* [PROVIDED ENTRIES]

* BEGIN *

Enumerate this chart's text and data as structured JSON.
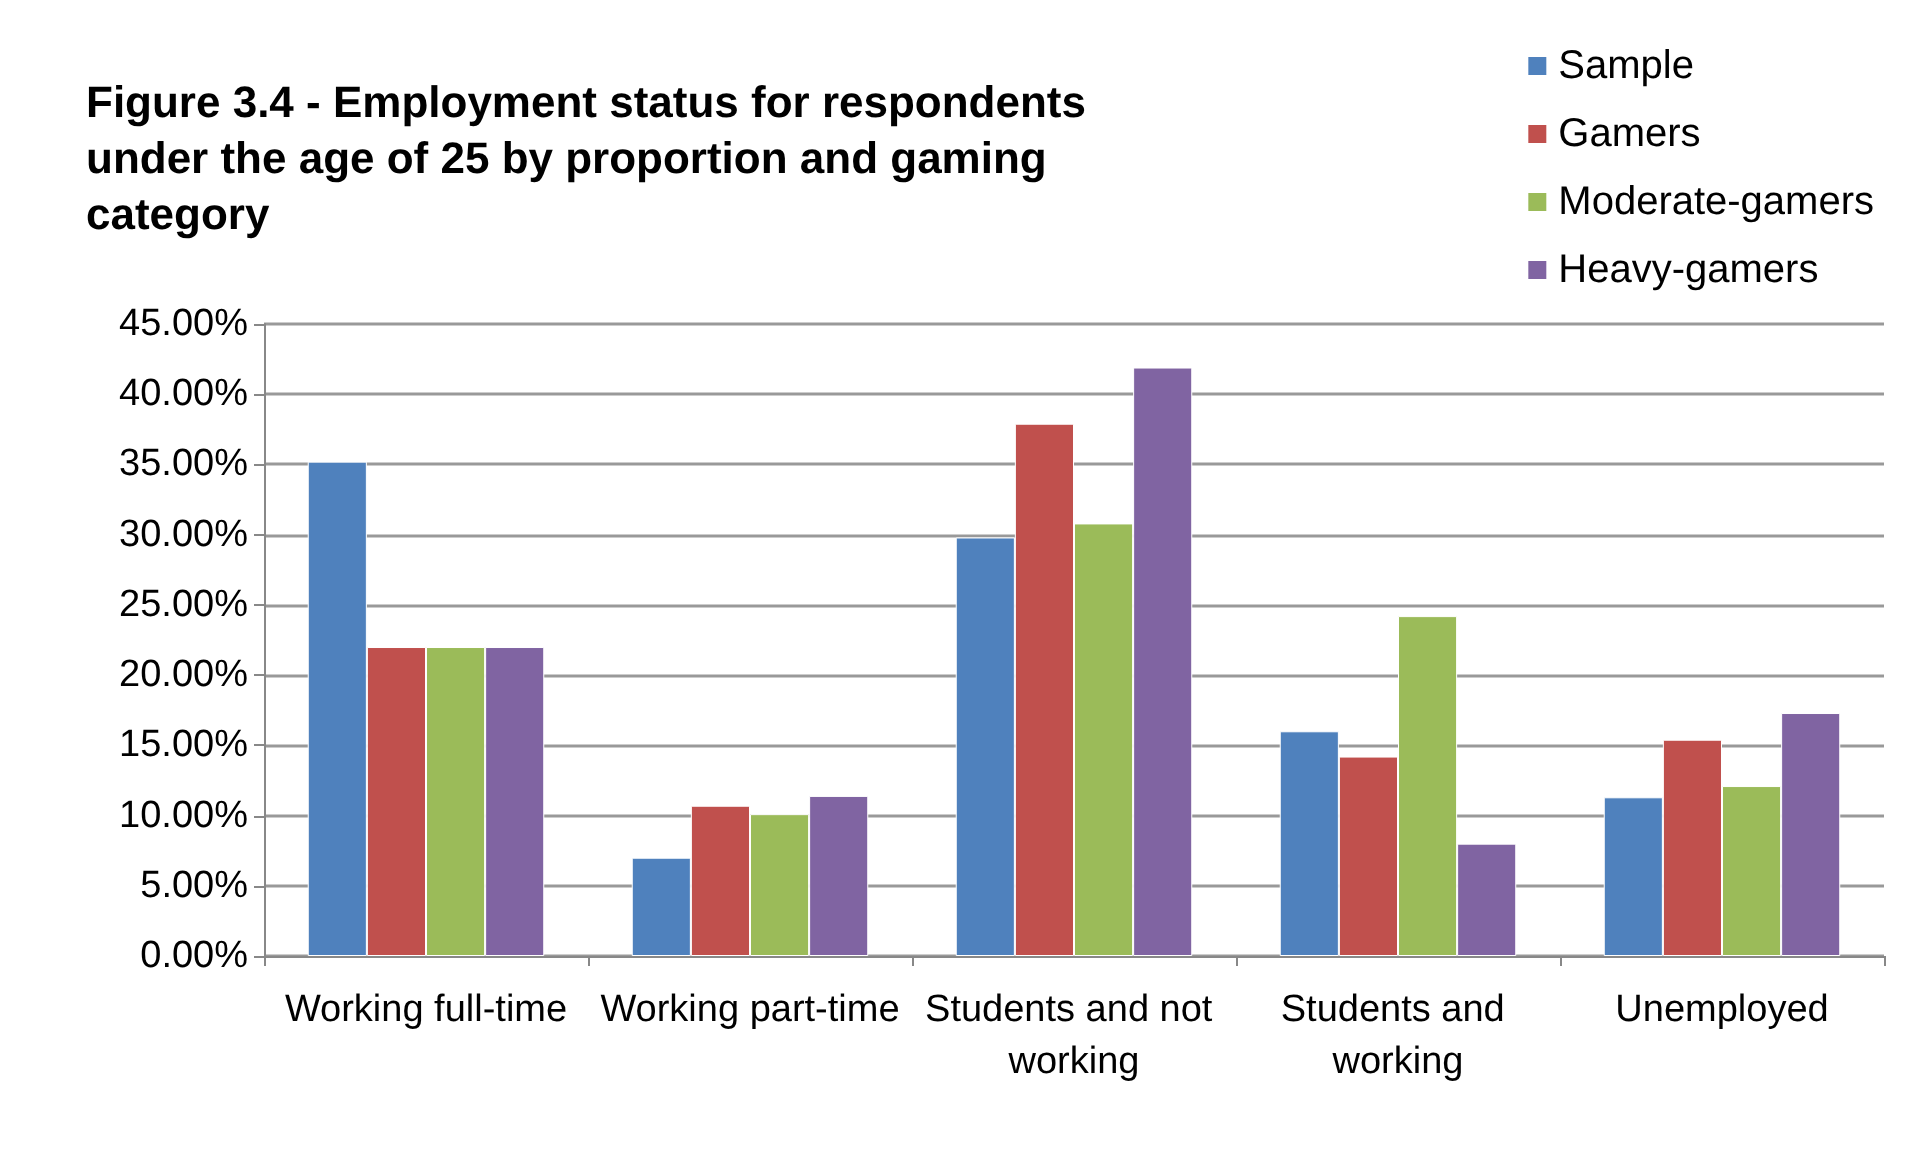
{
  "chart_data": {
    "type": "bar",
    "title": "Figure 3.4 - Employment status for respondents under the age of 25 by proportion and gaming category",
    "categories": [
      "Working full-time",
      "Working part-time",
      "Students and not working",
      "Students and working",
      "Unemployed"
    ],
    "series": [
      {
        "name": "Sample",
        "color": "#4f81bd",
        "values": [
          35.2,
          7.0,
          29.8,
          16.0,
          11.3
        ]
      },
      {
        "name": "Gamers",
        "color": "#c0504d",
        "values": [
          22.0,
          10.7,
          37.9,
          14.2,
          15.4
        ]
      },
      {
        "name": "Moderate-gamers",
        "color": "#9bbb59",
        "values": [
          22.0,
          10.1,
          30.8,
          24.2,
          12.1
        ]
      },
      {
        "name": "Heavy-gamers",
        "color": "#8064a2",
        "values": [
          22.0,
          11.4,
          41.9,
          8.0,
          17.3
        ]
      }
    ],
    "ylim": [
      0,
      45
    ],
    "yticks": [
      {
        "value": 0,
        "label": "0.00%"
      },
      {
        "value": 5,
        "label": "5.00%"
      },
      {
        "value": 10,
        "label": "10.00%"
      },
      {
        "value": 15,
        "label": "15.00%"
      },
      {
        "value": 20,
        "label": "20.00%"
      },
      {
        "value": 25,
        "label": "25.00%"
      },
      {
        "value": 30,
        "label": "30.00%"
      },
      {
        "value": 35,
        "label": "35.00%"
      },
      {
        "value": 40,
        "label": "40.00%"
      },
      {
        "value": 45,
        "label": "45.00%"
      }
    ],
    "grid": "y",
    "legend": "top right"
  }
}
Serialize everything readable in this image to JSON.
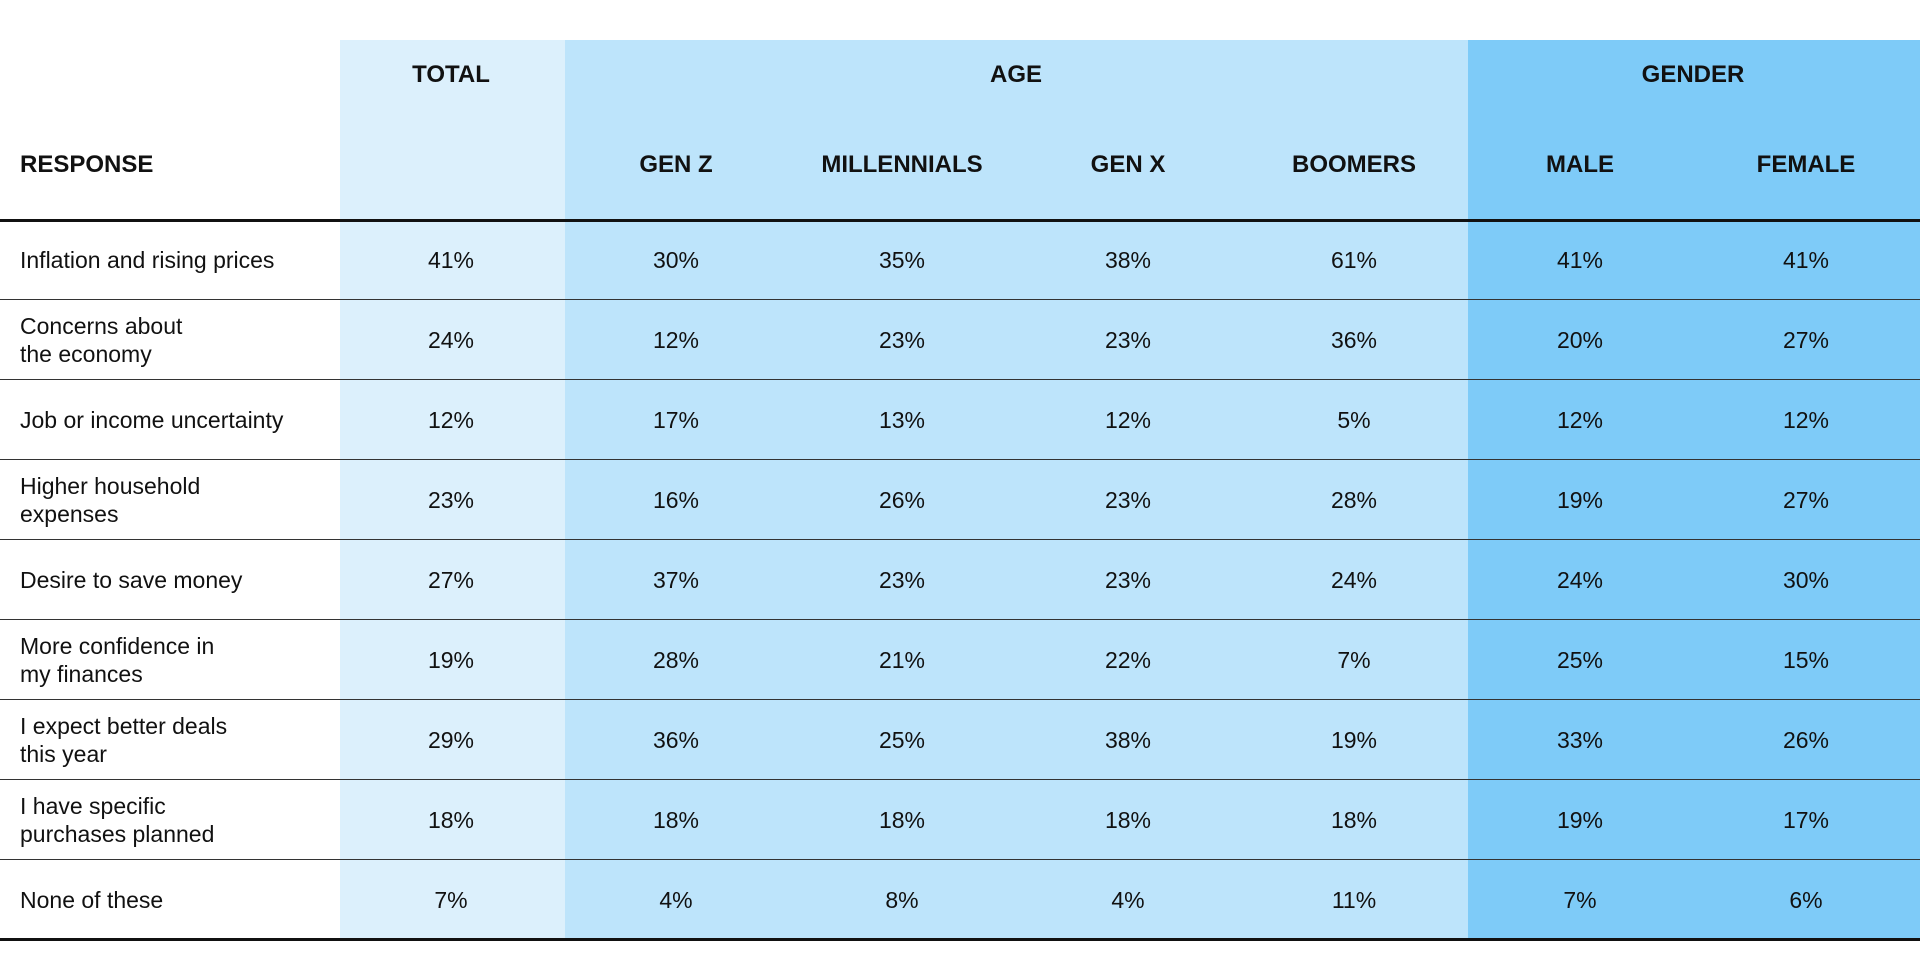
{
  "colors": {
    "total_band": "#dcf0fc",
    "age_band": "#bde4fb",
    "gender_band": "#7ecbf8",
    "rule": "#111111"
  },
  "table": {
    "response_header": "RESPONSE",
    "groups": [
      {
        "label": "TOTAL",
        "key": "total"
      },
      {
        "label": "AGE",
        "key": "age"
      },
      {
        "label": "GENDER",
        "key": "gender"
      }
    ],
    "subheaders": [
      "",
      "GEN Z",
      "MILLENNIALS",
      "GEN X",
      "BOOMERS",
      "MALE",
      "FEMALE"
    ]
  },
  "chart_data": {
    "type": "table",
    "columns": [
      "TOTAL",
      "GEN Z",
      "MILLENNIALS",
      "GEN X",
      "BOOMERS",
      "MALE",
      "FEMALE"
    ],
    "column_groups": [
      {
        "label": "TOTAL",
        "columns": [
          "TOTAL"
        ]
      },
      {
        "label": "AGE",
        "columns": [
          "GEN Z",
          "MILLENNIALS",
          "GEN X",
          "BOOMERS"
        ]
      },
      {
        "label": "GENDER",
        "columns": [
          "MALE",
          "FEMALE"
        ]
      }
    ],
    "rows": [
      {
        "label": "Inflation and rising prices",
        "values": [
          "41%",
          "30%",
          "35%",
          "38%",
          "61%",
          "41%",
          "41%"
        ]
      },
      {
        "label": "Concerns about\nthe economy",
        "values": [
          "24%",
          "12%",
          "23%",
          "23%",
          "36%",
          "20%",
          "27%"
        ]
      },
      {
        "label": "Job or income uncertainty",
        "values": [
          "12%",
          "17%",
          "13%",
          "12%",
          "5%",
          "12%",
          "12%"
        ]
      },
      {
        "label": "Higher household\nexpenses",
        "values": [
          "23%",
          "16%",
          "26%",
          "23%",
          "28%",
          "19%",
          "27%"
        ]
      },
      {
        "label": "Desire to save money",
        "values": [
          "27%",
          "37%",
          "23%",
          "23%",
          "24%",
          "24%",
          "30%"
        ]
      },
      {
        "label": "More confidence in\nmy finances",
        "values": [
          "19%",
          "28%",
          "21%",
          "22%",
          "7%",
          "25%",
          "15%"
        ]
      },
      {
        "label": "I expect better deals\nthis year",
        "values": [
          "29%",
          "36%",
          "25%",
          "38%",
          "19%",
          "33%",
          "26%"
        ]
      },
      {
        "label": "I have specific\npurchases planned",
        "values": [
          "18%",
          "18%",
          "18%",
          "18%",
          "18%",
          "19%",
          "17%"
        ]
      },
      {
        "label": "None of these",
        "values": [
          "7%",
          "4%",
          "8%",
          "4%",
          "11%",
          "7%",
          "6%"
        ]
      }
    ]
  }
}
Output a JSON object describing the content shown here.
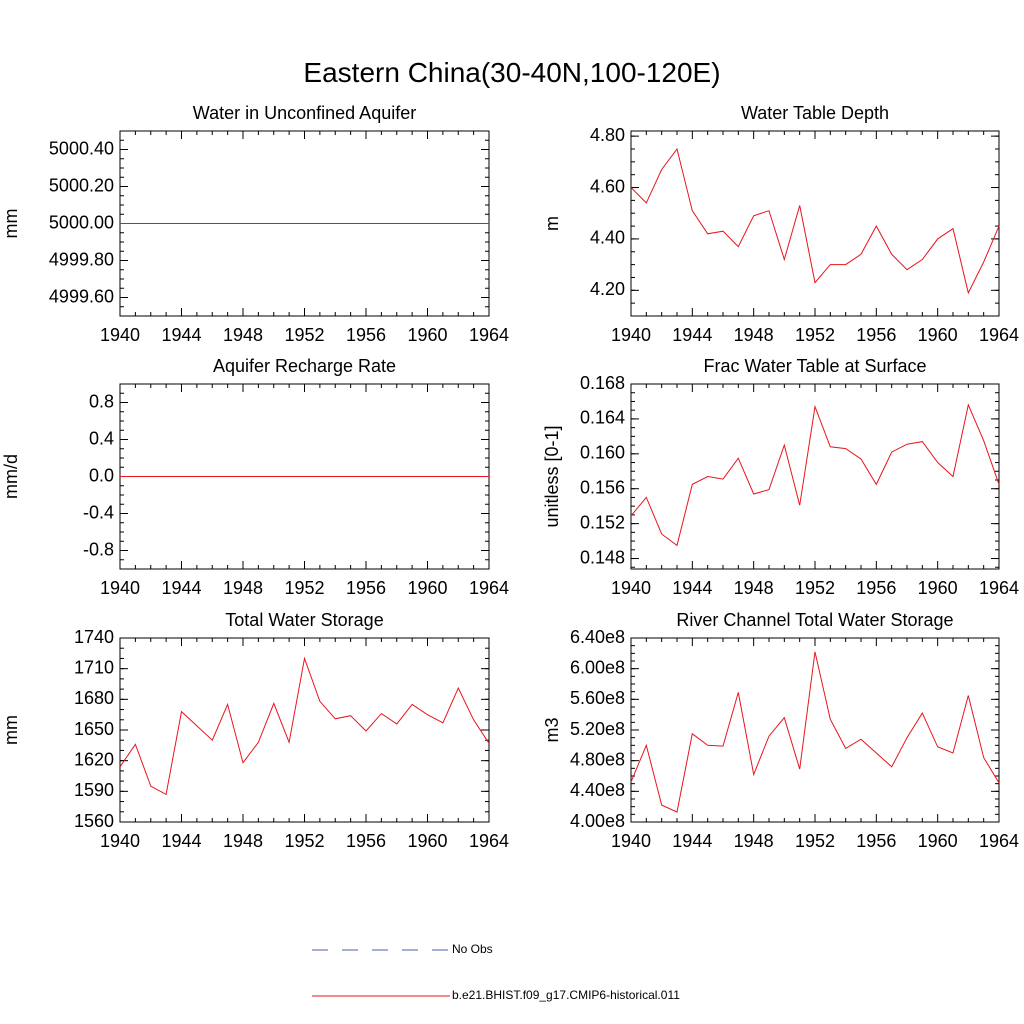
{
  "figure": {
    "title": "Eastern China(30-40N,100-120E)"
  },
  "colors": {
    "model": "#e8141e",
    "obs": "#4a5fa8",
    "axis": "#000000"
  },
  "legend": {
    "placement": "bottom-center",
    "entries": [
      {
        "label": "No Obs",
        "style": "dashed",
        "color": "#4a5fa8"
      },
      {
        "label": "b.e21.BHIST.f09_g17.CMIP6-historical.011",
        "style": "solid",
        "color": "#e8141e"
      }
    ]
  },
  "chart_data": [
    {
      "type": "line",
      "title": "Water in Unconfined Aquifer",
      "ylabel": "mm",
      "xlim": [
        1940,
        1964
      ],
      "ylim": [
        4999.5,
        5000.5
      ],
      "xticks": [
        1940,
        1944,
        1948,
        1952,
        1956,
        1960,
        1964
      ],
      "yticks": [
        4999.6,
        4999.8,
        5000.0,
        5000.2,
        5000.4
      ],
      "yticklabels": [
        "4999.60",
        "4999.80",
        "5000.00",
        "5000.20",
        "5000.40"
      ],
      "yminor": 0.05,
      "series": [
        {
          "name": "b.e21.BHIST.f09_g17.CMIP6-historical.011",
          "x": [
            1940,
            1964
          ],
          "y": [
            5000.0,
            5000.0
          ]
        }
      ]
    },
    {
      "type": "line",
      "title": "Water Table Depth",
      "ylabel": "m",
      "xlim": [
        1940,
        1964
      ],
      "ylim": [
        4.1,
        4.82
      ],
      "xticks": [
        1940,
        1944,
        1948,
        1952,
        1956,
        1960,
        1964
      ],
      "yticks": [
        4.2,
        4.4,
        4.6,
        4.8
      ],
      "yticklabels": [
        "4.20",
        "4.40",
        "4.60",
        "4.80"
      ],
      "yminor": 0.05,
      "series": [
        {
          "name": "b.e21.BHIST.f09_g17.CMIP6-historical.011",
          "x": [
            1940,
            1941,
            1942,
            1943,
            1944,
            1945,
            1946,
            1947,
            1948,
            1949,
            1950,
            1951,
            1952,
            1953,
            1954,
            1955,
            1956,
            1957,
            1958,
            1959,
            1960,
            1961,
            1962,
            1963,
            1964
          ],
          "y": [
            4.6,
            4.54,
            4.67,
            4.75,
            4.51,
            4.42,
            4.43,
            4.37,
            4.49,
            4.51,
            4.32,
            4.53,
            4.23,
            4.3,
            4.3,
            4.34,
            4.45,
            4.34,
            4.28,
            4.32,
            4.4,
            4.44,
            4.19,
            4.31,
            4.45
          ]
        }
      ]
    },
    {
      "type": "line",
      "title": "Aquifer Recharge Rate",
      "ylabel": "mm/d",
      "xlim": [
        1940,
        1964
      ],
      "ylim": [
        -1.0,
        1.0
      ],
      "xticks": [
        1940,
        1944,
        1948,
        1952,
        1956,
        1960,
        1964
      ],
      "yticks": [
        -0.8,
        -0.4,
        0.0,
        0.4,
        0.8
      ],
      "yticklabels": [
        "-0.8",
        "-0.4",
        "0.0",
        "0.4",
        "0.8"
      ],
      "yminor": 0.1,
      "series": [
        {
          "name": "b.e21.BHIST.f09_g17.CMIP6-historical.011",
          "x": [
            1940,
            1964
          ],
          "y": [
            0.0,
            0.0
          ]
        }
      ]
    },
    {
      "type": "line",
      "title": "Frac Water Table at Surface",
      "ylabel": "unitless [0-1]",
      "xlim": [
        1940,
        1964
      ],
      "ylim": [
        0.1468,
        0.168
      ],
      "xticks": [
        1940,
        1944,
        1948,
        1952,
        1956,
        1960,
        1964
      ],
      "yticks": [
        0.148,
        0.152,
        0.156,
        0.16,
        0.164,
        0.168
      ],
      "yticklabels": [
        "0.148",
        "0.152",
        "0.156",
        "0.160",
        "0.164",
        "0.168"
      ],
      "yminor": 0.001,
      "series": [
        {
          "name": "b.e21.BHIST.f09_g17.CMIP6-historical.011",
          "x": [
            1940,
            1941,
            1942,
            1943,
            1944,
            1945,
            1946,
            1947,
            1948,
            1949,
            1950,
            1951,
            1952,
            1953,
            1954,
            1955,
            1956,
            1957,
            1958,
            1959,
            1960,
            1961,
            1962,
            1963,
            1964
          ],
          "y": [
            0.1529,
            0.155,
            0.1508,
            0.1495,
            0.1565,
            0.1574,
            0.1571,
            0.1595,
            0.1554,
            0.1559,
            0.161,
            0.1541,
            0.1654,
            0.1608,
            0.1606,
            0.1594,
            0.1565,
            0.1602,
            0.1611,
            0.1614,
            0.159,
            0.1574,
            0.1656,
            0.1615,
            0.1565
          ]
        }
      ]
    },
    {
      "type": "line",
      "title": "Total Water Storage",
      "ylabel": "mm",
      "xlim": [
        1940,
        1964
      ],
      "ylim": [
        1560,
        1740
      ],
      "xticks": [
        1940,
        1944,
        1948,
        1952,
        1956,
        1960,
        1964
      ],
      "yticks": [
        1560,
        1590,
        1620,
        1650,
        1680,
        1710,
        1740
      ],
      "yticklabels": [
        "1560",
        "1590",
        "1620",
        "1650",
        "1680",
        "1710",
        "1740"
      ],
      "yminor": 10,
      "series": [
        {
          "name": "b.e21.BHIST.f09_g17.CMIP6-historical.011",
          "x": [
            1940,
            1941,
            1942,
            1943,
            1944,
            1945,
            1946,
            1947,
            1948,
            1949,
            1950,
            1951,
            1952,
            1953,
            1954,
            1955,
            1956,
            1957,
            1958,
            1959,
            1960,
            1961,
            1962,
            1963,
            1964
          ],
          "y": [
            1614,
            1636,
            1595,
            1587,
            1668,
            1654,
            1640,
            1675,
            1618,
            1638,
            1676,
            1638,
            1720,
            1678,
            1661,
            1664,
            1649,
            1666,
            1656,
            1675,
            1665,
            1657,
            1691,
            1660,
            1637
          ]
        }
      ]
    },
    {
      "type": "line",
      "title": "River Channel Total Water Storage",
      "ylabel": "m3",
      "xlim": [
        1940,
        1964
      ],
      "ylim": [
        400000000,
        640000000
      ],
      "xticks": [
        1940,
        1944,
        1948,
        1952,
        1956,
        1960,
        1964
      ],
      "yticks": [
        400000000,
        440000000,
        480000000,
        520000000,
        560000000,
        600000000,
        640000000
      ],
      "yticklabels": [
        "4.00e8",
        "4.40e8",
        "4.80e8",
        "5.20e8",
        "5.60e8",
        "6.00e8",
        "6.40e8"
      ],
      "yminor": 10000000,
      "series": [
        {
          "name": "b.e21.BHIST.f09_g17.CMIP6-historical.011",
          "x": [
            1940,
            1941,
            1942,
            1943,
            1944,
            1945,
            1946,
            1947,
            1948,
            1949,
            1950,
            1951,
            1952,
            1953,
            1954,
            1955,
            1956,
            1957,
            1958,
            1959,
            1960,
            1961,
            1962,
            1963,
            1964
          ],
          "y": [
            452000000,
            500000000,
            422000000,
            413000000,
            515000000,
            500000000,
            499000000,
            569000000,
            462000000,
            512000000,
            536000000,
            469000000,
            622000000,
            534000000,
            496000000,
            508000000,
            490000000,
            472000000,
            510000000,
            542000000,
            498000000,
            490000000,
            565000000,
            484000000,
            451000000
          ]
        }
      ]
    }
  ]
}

* END *

State how many lines of the material contain the string "JSON", with no other words.

3